• [Task inputs]:
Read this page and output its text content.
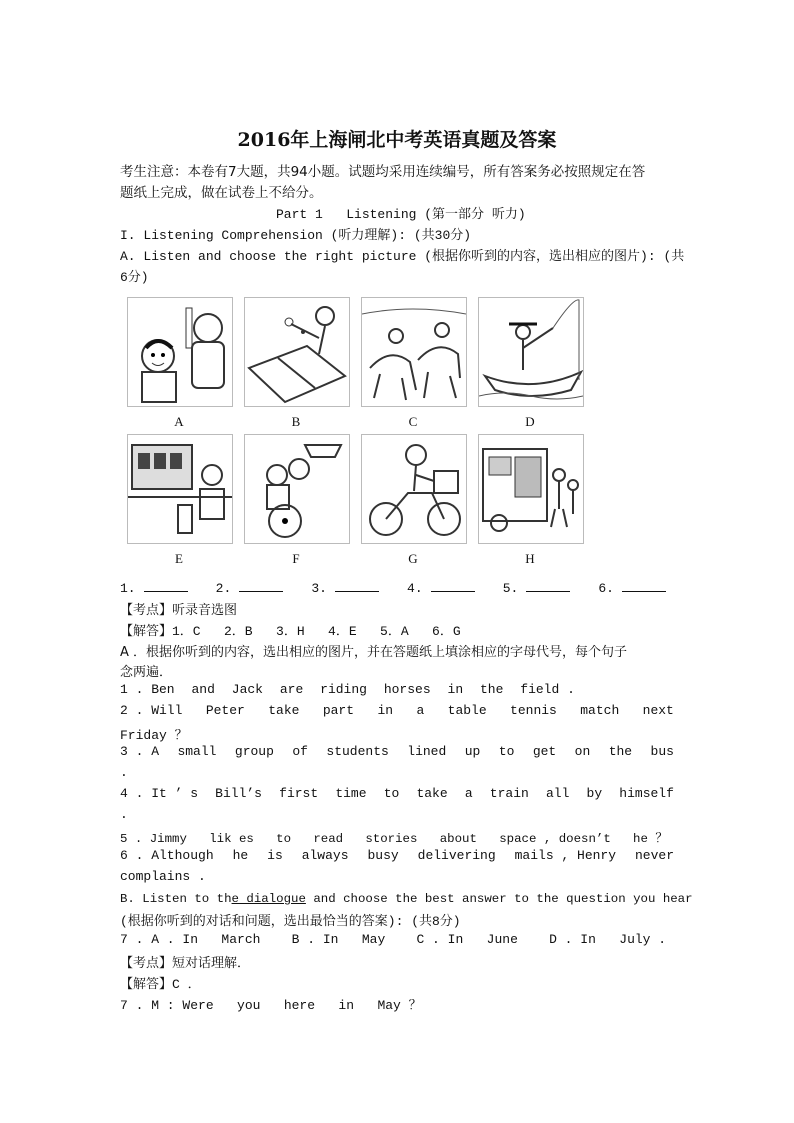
2016年上海闸北中考英语真题及答案
考生注意：本卷有7大题，共94小题。试题均采用连续编号，所有答案务必按照规定在答
题纸上完成，做在试卷上不给分。
Part 1   Listening (第一部分 听力)
I. Listening Comprehension (听力理解): (共30分)
A. Listen and choose the right picture (根据你听到的内容，选出相应的图片): (共
6分)
A	B	C	D
E	F	G	H
1.	2.	3.	4.	5.	6.
【考点】听录音选图
【解答】1．C   2．B   3．H   4．E   5．A   6．G
A ．根据你听到的内容，选出相应的图片，并在答题纸上填涂相应的字母代号，每个句子
念两遍．
1 . Ben and Jack are riding horses in the field .
2 . Will Peter take part in a table tennis match next
Friday ？
3 . A small group of students lined up to get on the bus
.
4 . It ’ s Bill’s first time to take a train all by himself
.
5 . Jimmy   lik es   to   read   stories   about   space , doesn’t   he ？
6 . Although he is always busy delivering mails , Henry never
complains .
B. Listen to the dialogue and choose the best answer to the question you hear
(根据你听到的对话和问题，选出最恰当的答案): (共8分)
7 . A . In   March    B . In   May    C . In   June    D . In   July .
【考点】短对话理解．
【解答】C ．
7 . M : Were   you   here   in   May ？
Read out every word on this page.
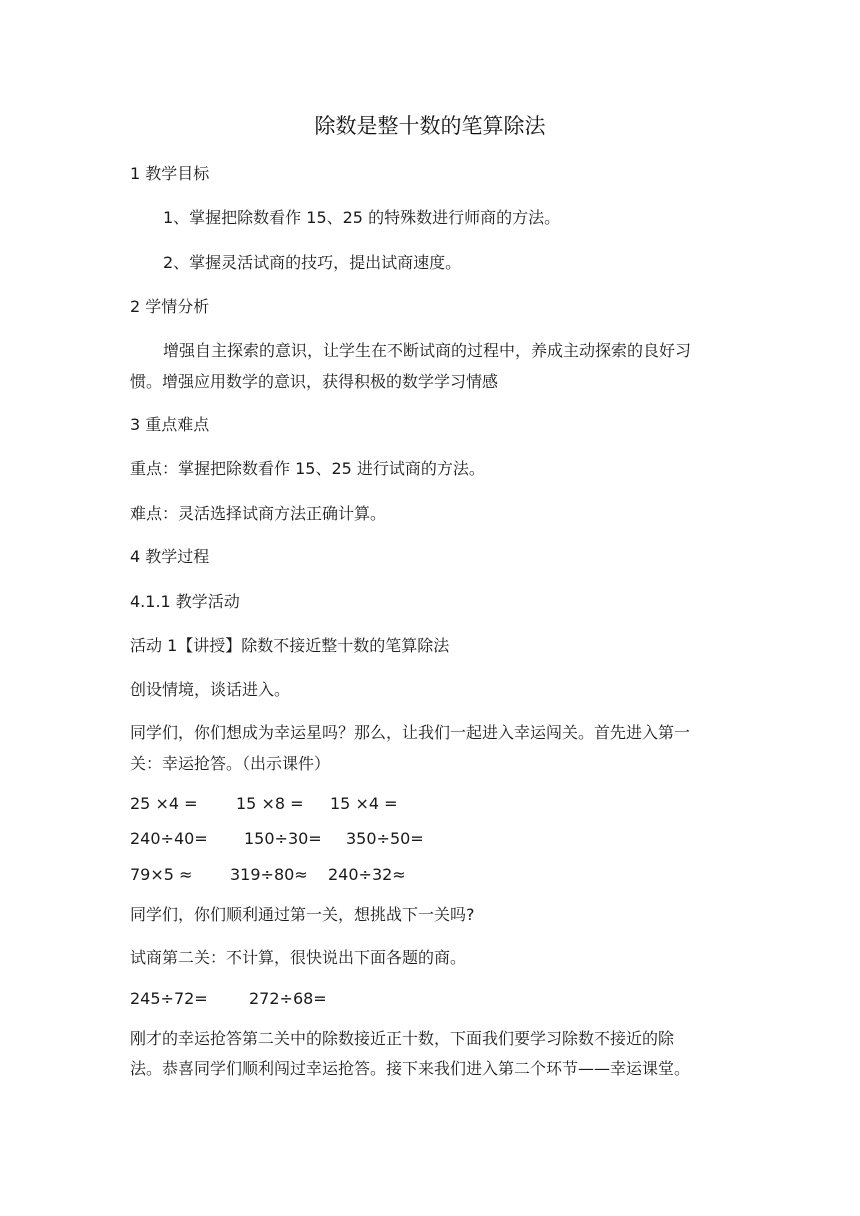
除数是整十数的笔算除法
1 教学目标
1、掌握把除数看作 15、25 的特殊数进行师商的方法。
2、掌握灵活试商的技巧，提出试商速度。
2 学情分析
增强自主探索的意识，让学生在不断试商的过程中，养成主动探索的良好习
惯。增强应用数学的意识，获得积极的数学学习情感
3 重点难点
重点：掌握把除数看作 15、25 进行试商的方法。
难点：灵活选择试商方法正确计算。
4 教学过程
4.1.1 教学活动
活动 1【讲授】除数不接近整十数的笔算除法
创设情境，谈话进入。
同学们，你们想成为幸运星吗？那么，让我们一起进入幸运闯关。首先进入第一
关：幸运抢答。（出示课件）
25 ×4 = 15 ×8 = 15 ×4 =
240÷40= 150÷30= 350÷50=
79×5 ≈ 319÷80≈ 240÷32≈
同学们，你们顺利通过第一关，想挑战下一关吗?
试商第二关：不计算，很快说出下面各题的商。
245÷72=	272÷68=
刚才的幸运抢答第二关中的除数接近正十数，下面我们要学习除数不接近的除
法。恭喜同学们顺利闯过幸运抢答。接下来我们进入第二个环节——幸运课堂。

• [What is being asked]:
Retype, without any picture, exactly the lines from the one with "Read out every word on this page." through the end of the entries, inclusive.

• [Task result]:
Read out every word on this page.
除数是整十数的笔算除法
1 教学目标
1、掌握把除数看作 15、25 的特殊数进行师商的方法。
2、掌握灵活试商的技巧，提出试商速度。
2 学情分析
增强自主探索的意识，让学生在不断试商的过程中，养成主动探索的良好习
惯。增强应用数学的意识，获得积极的数学学习情感
3 重点难点
重点：掌握把除数看作 15、25 进行试商的方法。
难点：灵活选择试商方法正确计算。
4 教学过程
4.1.1 教学活动
活动 1【讲授】除数不接近整十数的笔算除法
创设情境，谈话进入。
同学们，你们想成为幸运星吗？那么，让我们一起进入幸运闯关。首先进入第一
关：幸运抢答。（出示课件）
25 ×4 = 15 ×8 = 15 ×4 =
240÷40= 150÷30= 350÷50=
79×5 ≈ 319÷80≈ 240÷32≈
同学们，你们顺利通过第一关，想挑战下一关吗?
试商第二关：不计算，很快说出下面各题的商。
245÷72=	272÷68=
刚才的幸运抢答第二关中的除数接近正十数，下面我们要学习除数不接近的除
法。恭喜同学们顺利闯过幸运抢答。接下来我们进入第二个环节——幸运课堂。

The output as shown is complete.